### What you should do
Which lines hold the word "sich"? Copy each one.
──────────────────────────────
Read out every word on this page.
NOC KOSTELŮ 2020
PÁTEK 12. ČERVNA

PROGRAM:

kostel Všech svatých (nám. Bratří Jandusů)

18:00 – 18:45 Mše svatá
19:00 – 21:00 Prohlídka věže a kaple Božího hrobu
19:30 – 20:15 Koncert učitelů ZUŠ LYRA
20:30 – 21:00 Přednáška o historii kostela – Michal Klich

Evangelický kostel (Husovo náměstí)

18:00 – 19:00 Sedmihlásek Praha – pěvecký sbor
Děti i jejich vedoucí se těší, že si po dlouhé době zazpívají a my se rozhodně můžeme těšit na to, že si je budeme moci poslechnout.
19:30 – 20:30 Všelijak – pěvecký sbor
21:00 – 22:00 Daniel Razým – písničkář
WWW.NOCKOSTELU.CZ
──────────────────────────────
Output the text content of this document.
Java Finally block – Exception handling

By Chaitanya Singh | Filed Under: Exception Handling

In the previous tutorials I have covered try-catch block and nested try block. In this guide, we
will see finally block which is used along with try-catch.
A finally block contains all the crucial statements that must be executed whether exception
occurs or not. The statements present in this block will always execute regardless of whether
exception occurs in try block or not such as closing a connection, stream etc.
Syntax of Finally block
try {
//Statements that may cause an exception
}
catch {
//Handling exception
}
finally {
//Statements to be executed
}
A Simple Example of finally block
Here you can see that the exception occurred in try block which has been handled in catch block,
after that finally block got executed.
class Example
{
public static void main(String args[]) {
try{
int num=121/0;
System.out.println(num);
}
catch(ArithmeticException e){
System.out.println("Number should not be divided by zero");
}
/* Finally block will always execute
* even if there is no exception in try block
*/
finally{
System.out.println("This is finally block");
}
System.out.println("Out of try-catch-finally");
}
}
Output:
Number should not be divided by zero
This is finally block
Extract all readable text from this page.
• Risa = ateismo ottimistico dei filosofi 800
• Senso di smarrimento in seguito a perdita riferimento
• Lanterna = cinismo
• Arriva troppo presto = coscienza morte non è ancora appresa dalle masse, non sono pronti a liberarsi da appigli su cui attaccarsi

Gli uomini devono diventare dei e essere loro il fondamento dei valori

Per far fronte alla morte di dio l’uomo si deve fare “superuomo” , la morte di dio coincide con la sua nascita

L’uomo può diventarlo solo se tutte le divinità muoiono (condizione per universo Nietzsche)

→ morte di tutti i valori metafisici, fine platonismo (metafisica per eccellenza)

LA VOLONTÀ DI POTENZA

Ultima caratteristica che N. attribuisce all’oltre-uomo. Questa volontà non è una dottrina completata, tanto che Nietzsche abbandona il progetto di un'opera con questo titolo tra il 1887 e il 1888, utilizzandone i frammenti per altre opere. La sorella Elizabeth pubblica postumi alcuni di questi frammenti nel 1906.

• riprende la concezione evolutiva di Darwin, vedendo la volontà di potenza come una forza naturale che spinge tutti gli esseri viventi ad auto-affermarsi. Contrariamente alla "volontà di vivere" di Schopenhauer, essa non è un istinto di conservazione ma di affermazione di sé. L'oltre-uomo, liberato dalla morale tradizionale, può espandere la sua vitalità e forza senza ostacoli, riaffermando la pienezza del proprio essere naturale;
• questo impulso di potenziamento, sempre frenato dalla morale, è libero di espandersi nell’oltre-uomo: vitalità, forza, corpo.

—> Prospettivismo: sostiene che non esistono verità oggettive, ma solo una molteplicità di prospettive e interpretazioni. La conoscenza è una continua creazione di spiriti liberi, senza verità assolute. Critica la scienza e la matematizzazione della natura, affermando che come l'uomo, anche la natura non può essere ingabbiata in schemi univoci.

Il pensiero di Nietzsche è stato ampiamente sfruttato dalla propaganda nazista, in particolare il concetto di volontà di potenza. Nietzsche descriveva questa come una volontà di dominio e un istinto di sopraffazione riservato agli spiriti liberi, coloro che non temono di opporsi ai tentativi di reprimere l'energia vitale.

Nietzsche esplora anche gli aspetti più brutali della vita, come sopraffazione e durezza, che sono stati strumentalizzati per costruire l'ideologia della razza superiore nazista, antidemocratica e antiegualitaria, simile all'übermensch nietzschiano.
──────────────────────────────
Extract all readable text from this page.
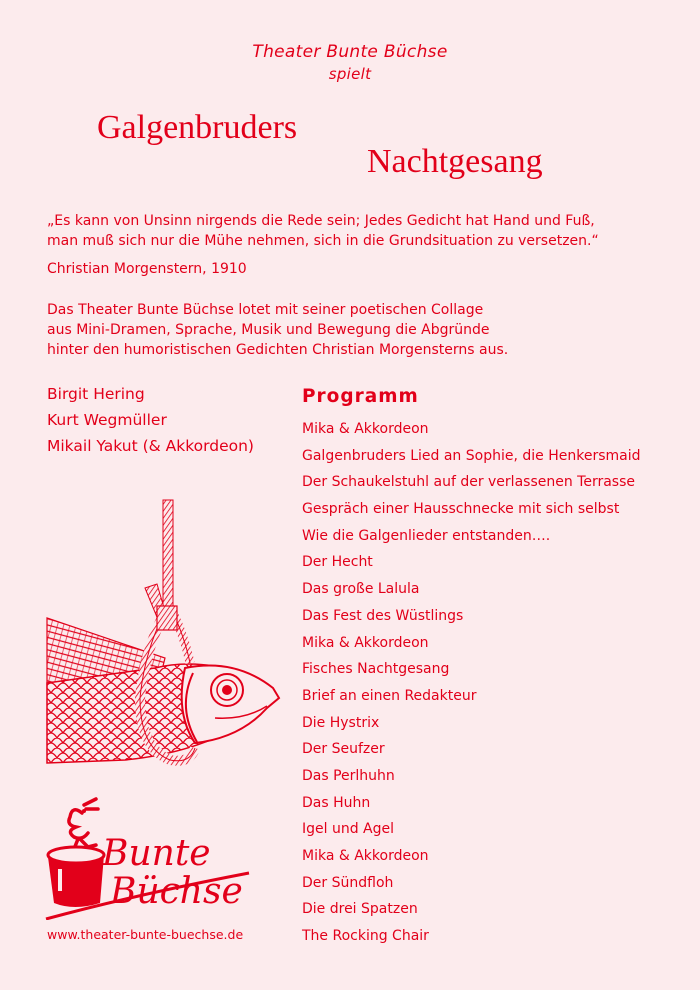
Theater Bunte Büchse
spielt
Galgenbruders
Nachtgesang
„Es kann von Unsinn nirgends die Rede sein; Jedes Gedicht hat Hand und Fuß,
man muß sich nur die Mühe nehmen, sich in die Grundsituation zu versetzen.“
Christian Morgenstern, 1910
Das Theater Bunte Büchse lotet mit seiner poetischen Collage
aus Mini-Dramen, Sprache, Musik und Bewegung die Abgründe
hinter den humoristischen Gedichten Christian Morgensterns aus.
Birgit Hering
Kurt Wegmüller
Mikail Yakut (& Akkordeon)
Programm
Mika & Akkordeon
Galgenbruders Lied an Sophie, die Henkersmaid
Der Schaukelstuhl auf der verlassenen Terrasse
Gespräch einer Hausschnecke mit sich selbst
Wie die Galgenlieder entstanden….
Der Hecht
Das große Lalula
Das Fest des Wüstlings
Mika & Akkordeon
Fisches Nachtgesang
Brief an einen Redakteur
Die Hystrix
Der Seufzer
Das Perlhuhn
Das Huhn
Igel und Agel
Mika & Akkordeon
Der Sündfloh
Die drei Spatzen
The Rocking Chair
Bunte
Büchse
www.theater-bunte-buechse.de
──────────────────────────────
### Response
man muß sich nur die Mühe nehmen, sich in die Grundsituation zu versetzen.“
Gespräch einer Hausschnecke mit sich selbst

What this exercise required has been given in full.